■ Rows

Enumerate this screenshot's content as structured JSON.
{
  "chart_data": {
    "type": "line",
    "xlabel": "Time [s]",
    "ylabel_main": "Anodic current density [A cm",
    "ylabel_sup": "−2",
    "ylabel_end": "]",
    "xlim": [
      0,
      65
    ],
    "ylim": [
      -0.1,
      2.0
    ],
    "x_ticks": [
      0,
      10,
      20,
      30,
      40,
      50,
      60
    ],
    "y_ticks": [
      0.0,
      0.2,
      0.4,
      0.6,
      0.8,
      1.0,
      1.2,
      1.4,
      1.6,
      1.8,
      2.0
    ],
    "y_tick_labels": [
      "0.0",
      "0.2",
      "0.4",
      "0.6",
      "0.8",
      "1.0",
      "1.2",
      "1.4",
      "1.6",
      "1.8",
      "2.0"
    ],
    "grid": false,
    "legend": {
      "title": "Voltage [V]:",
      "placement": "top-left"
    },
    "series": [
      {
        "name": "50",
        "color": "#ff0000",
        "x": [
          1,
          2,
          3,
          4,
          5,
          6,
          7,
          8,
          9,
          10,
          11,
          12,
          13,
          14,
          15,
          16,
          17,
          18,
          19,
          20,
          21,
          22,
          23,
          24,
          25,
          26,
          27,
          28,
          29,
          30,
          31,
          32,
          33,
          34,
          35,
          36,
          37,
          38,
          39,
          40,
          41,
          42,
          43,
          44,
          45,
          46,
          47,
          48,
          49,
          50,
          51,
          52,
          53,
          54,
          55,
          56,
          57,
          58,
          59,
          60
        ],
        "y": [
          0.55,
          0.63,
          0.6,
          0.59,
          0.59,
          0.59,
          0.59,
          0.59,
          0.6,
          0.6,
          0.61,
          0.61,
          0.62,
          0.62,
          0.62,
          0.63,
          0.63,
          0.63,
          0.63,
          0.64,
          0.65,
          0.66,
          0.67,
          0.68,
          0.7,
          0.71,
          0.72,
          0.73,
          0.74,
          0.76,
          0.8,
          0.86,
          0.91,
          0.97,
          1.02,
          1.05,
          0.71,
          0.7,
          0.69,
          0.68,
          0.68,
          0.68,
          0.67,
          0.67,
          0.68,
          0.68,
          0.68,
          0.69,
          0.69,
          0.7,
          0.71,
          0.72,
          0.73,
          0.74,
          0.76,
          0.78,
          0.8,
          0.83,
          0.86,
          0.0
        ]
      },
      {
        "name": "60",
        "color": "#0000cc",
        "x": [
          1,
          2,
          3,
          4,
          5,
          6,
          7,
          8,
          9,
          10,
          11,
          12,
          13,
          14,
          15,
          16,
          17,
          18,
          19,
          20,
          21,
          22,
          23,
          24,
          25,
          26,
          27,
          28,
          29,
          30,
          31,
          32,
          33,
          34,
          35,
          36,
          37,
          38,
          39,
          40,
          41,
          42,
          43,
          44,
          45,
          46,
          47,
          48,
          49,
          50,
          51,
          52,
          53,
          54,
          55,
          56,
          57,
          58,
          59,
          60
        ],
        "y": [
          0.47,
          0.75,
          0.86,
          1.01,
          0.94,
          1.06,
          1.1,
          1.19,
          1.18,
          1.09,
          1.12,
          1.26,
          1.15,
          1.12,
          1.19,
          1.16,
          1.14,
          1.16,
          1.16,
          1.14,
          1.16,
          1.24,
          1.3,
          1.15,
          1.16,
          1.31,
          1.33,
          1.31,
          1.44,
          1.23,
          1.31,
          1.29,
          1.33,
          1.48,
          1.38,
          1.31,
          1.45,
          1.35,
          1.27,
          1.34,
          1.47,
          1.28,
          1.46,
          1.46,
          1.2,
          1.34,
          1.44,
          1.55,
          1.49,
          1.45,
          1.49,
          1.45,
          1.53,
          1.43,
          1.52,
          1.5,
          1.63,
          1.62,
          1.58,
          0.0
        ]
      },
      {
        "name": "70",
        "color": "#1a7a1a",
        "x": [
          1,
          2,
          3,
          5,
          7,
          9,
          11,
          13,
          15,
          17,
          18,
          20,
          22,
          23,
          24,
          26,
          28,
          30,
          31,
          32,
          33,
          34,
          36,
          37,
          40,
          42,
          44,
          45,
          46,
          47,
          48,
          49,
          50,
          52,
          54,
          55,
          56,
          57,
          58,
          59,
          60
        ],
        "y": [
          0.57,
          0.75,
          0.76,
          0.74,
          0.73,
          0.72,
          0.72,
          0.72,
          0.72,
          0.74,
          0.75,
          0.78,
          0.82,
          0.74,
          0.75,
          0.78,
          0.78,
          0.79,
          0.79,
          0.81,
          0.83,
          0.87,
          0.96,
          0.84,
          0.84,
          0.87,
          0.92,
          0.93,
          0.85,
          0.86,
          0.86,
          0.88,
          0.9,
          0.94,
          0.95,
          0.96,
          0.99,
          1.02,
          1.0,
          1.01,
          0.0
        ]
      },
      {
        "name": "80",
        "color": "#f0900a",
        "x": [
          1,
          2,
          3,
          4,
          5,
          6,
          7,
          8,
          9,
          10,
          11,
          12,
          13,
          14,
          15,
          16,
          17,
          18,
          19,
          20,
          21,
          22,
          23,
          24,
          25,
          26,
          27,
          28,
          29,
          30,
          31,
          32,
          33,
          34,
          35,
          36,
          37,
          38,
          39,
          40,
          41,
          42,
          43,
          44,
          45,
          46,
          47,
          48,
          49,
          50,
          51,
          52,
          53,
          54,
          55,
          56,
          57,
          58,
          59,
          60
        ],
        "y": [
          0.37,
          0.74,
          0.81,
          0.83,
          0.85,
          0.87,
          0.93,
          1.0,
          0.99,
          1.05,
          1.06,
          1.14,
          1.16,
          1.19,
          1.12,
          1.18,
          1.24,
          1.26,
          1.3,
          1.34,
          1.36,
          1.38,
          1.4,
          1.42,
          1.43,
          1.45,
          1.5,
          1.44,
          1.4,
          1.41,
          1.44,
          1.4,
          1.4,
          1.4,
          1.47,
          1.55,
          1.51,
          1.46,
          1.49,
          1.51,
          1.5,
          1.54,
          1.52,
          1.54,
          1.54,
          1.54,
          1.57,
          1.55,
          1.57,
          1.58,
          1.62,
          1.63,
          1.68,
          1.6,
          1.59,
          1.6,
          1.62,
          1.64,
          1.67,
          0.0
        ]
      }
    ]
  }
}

■ Directions for this task
The entries above should be repeated exactly, every one of them.

■ Correct response
Enumerate this screenshot's content as structured JSON.
{
  "chart_data": {
    "type": "line",
    "xlabel": "Time [s]",
    "ylabel_main": "Anodic current density [A cm",
    "ylabel_sup": "−2",
    "ylabel_end": "]",
    "xlim": [
      0,
      65
    ],
    "ylim": [
      -0.1,
      2.0
    ],
    "x_ticks": [
      0,
      10,
      20,
      30,
      40,
      50,
      60
    ],
    "y_ticks": [
      0.0,
      0.2,
      0.4,
      0.6,
      0.8,
      1.0,
      1.2,
      1.4,
      1.6,
      1.8,
      2.0
    ],
    "y_tick_labels": [
      "0.0",
      "0.2",
      "0.4",
      "0.6",
      "0.8",
      "1.0",
      "1.2",
      "1.4",
      "1.6",
      "1.8",
      "2.0"
    ],
    "grid": false,
    "legend": {
      "title": "Voltage [V]:",
      "placement": "top-left"
    },
    "series": [
      {
        "name": "50",
        "color": "#ff0000",
        "x": [
          1,
          2,
          3,
          4,
          5,
          6,
          7,
          8,
          9,
          10,
          11,
          12,
          13,
          14,
          15,
          16,
          17,
          18,
          19,
          20,
          21,
          22,
          23,
          24,
          25,
          26,
          27,
          28,
          29,
          30,
          31,
          32,
          33,
          34,
          35,
          36,
          37,
          38,
          39,
          40,
          41,
          42,
          43,
          44,
          45,
          46,
          47,
          48,
          49,
          50,
          51,
          52,
          53,
          54,
          55,
          56,
          57,
          58,
          59,
          60
        ],
        "y": [
          0.55,
          0.63,
          0.6,
          0.59,
          0.59,
          0.59,
          0.59,
          0.59,
          0.6,
          0.6,
          0.61,
          0.61,
          0.62,
          0.62,
          0.62,
          0.63,
          0.63,
          0.63,
          0.63,
          0.64,
          0.65,
          0.66,
          0.67,
          0.68,
          0.7,
          0.71,
          0.72,
          0.73,
          0.74,
          0.76,
          0.8,
          0.86,
          0.91,
          0.97,
          1.02,
          1.05,
          0.71,
          0.7,
          0.69,
          0.68,
          0.68,
          0.68,
          0.67,
          0.67,
          0.68,
          0.68,
          0.68,
          0.69,
          0.69,
          0.7,
          0.71,
          0.72,
          0.73,
          0.74,
          0.76,
          0.78,
          0.8,
          0.83,
          0.86,
          0.0
        ]
      },
      {
        "name": "60",
        "color": "#0000cc",
        "x": [
          1,
          2,
          3,
          4,
          5,
          6,
          7,
          8,
          9,
          10,
          11,
          12,
          13,
          14,
          15,
          16,
          17,
          18,
          19,
          20,
          21,
          22,
          23,
          24,
          25,
          26,
          27,
          28,
          29,
          30,
          31,
          32,
          33,
          34,
          35,
          36,
          37,
          38,
          39,
          40,
          41,
          42,
          43,
          44,
          45,
          46,
          47,
          48,
          49,
          50,
          51,
          52,
          53,
          54,
          55,
          56,
          57,
          58,
          59,
          60
        ],
        "y": [
          0.47,
          0.75,
          0.86,
          1.01,
          0.94,
          1.06,
          1.1,
          1.19,
          1.18,
          1.09,
          1.12,
          1.26,
          1.15,
          1.12,
          1.19,
          1.16,
          1.14,
          1.16,
          1.16,
          1.14,
          1.16,
          1.24,
          1.3,
          1.15,
          1.16,
          1.31,
          1.33,
          1.31,
          1.44,
          1.23,
          1.31,
          1.29,
          1.33,
          1.48,
          1.38,
          1.31,
          1.45,
          1.35,
          1.27,
          1.34,
          1.47,
          1.28,
          1.46,
          1.46,
          1.2,
          1.34,
          1.44,
          1.55,
          1.49,
          1.45,
          1.49,
          1.45,
          1.53,
          1.43,
          1.52,
          1.5,
          1.63,
          1.62,
          1.58,
          0.0
        ]
      },
      {
        "name": "70",
        "color": "#1a7a1a",
        "x": [
          1,
          2,
          3,
          5,
          7,
          9,
          11,
          13,
          15,
          17,
          18,
          20,
          22,
          23,
          24,
          26,
          28,
          30,
          31,
          32,
          33,
          34,
          36,
          37,
          40,
          42,
          44,
          45,
          46,
          47,
          48,
          49,
          50,
          52,
          54,
          55,
          56,
          57,
          58,
          59,
          60
        ],
        "y": [
          0.57,
          0.75,
          0.76,
          0.74,
          0.73,
          0.72,
          0.72,
          0.72,
          0.72,
          0.74,
          0.75,
          0.78,
          0.82,
          0.74,
          0.75,
          0.78,
          0.78,
          0.79,
          0.79,
          0.81,
          0.83,
          0.87,
          0.96,
          0.84,
          0.84,
          0.87,
          0.92,
          0.93,
          0.85,
          0.86,
          0.86,
          0.88,
          0.9,
          0.94,
          0.95,
          0.96,
          0.99,
          1.02,
          1.0,
          1.01,
          0.0
        ]
      },
      {
        "name": "80",
        "color": "#f0900a",
        "x": [
          1,
          2,
          3,
          4,
          5,
          6,
          7,
          8,
          9,
          10,
          11,
          12,
          13,
          14,
          15,
          16,
          17,
          18,
          19,
          20,
          21,
          22,
          23,
          24,
          25,
          26,
          27,
          28,
          29,
          30,
          31,
          32,
          33,
          34,
          35,
          36,
          37,
          38,
          39,
          40,
          41,
          42,
          43,
          44,
          45,
          46,
          47,
          48,
          49,
          50,
          51,
          52,
          53,
          54,
          55,
          56,
          57,
          58,
          59,
          60
        ],
        "y": [
          0.37,
          0.74,
          0.81,
          0.83,
          0.85,
          0.87,
          0.93,
          1.0,
          0.99,
          1.05,
          1.06,
          1.14,
          1.16,
          1.19,
          1.12,
          1.18,
          1.24,
          1.26,
          1.3,
          1.34,
          1.36,
          1.38,
          1.4,
          1.42,
          1.43,
          1.45,
          1.5,
          1.44,
          1.4,
          1.41,
          1.44,
          1.4,
          1.4,
          1.4,
          1.47,
          1.55,
          1.51,
          1.46,
          1.49,
          1.51,
          1.5,
          1.54,
          1.52,
          1.54,
          1.54,
          1.54,
          1.57,
          1.55,
          1.57,
          1.58,
          1.62,
          1.63,
          1.68,
          1.6,
          1.59,
          1.6,
          1.62,
          1.64,
          1.67,
          0.0
        ]
      }
    ]
  }
}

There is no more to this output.